What the task asks:
Read the records and gather each line that includes "bekerja".

Information supplied:
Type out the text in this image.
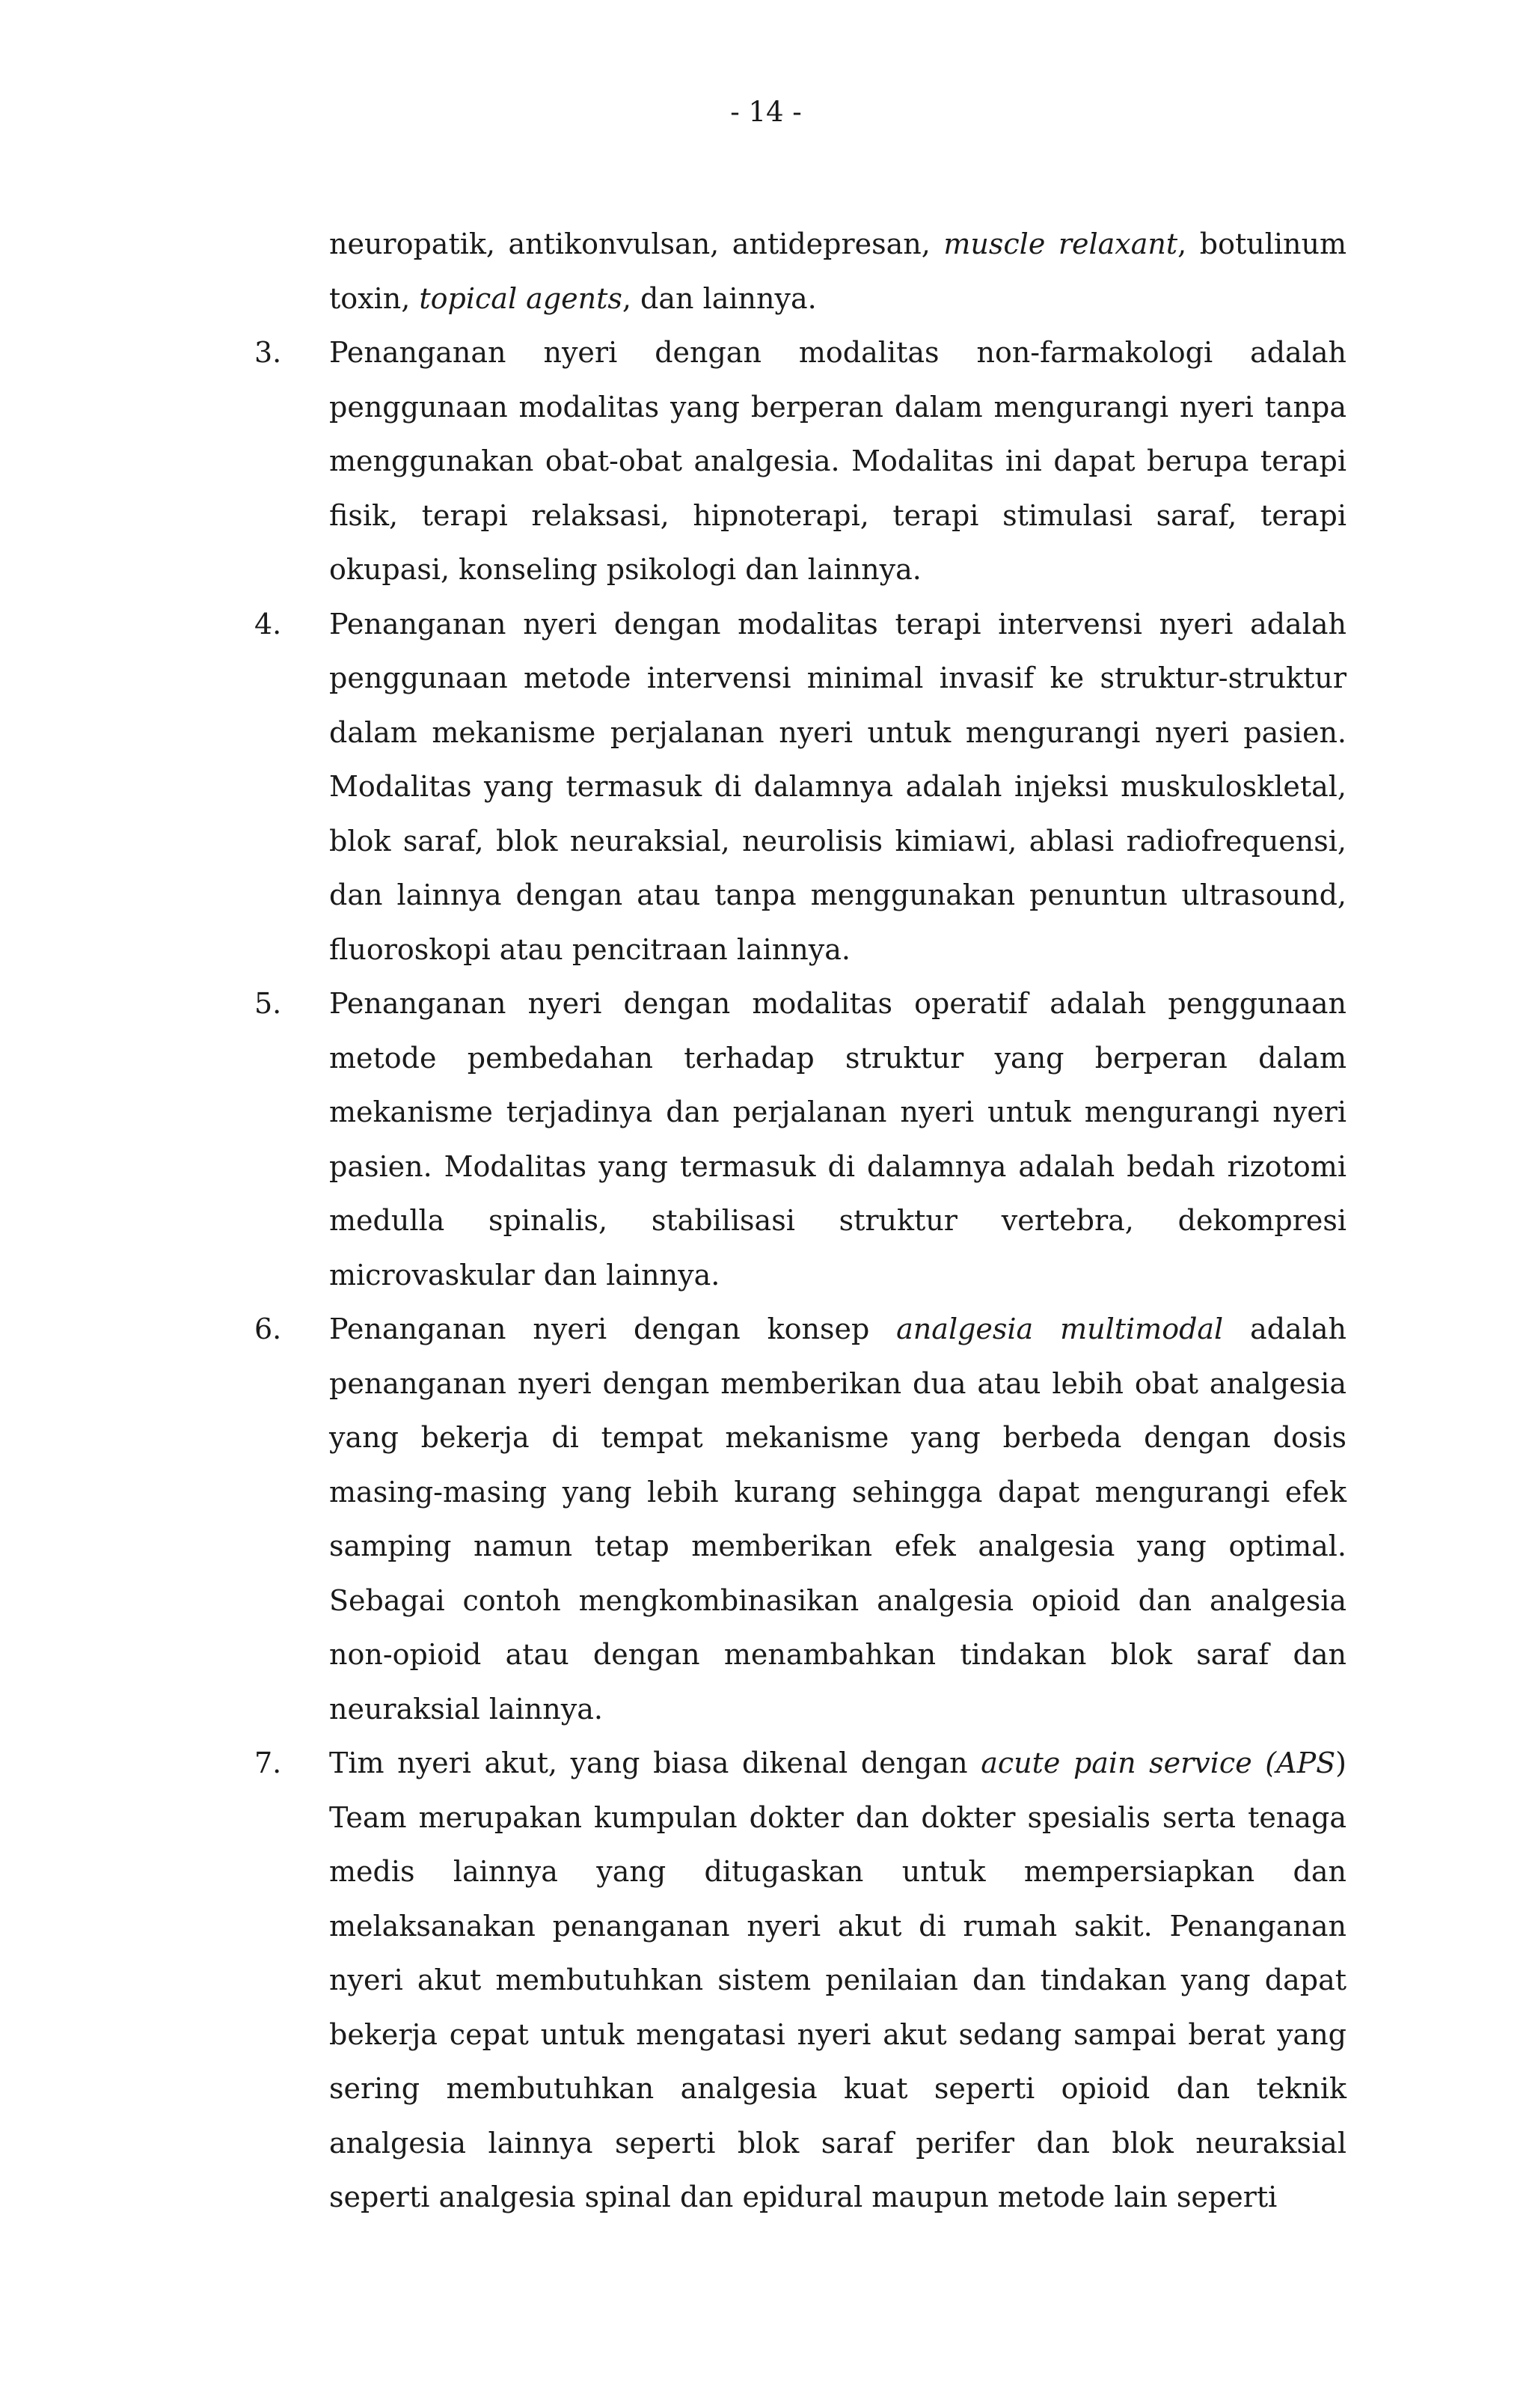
- 14 -

neuropatik, antikonvulsan, antidepresan, muscle relaxant, botulinum toxin, topical agents, dan lainnya.

3.	Penanganan nyeri dengan modalitas non-farmakologi adalah penggunaan modalitas yang berperan dalam mengurangi nyeri tanpa menggunakan obat-obat analgesia. Modalitas ini dapat berupa terapi fisik, terapi relaksasi, hipnoterapi, terapi stimulasi saraf, terapi okupasi, konseling psikologi dan lainnya.
4.	Penanganan nyeri dengan modalitas terapi intervensi nyeri adalah penggunaan metode intervensi minimal invasif ke struktur-struktur dalam mekanisme perjalanan nyeri untuk mengurangi nyeri pasien. Modalitas yang termasuk di dalamnya adalah injeksi muskuloskletal, blok saraf, blok neuraksial, neurolisis kimiawi, ablasi radiofrequensi, dan lainnya dengan atau tanpa menggunakan penuntun ultrasound, fluoroskopi atau pencitraan lainnya.
5.	Penanganan nyeri dengan modalitas operatif adalah penggunaan metode pembedahan terhadap struktur yang berperan dalam mekanisme terjadinya dan perjalanan nyeri untuk mengurangi nyeri pasien. Modalitas yang termasuk di dalamnya adalah bedah rizotomi medulla spinalis, stabilisasi struktur vertebra, dekompresi microvaskular dan lainnya.
6.	Penanganan nyeri dengan konsep analgesia multimodal adalah penanganan nyeri dengan memberikan dua atau lebih obat analgesia yang bekerja di tempat mekanisme yang berbeda dengan dosis masing-masing yang lebih kurang sehingga dapat mengurangi efek samping namun tetap memberikan efek analgesia yang optimal. Sebagai contoh mengkombinasikan analgesia opioid dan analgesia non-opioid atau dengan menambahkan tindakan blok saraf dan neuraksial lainnya.
7.	Tim nyeri akut, yang biasa dikenal dengan acute pain service (APS) Team merupakan kumpulan dokter dan dokter spesialis serta tenaga medis lainnya yang ditugaskan untuk mempersiapkan dan melaksanakan penanganan nyeri akut di rumah sakit. Penanganan nyeri akut membutuhkan sistem penilaian dan tindakan yang dapat bekerja cepat untuk mengatasi nyeri akut sedang sampai berat yang sering membutuhkan analgesia kuat seperti opioid dan teknik analgesia lainnya seperti blok saraf perifer dan blok neuraksial seperti analgesia spinal dan epidural maupun metode lain seperti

Solution to the exercise:
6.	Penanganan nyeri dengan konsep analgesia multimodal adalah penanganan nyeri dengan memberikan dua atau lebih obat analgesia yang bekerja di tempat mekanisme yang berbeda dengan dosis masing-masing yang lebih kurang sehingga dapat mengurangi efek samping namun tetap memberikan efek analgesia yang optimal. Sebagai contoh mengkombinasikan analgesia opioid dan analgesia non-opioid atau dengan menambahkan tindakan blok saraf dan neuraksial lainnya.
7.	Tim nyeri akut, yang biasa dikenal dengan acute pain service (APS) Team merupakan kumpulan dokter dan dokter spesialis serta tenaga medis lainnya yang ditugaskan untuk mempersiapkan dan melaksanakan penanganan nyeri akut di rumah sakit. Penanganan nyeri akut membutuhkan sistem penilaian dan tindakan yang dapat bekerja cepat untuk mengatasi nyeri akut sedang sampai berat yang sering membutuhkan analgesia kuat seperti opioid dan teknik analgesia lainnya seperti blok saraf perifer dan blok neuraksial seperti analgesia spinal dan epidural maupun metode lain seperti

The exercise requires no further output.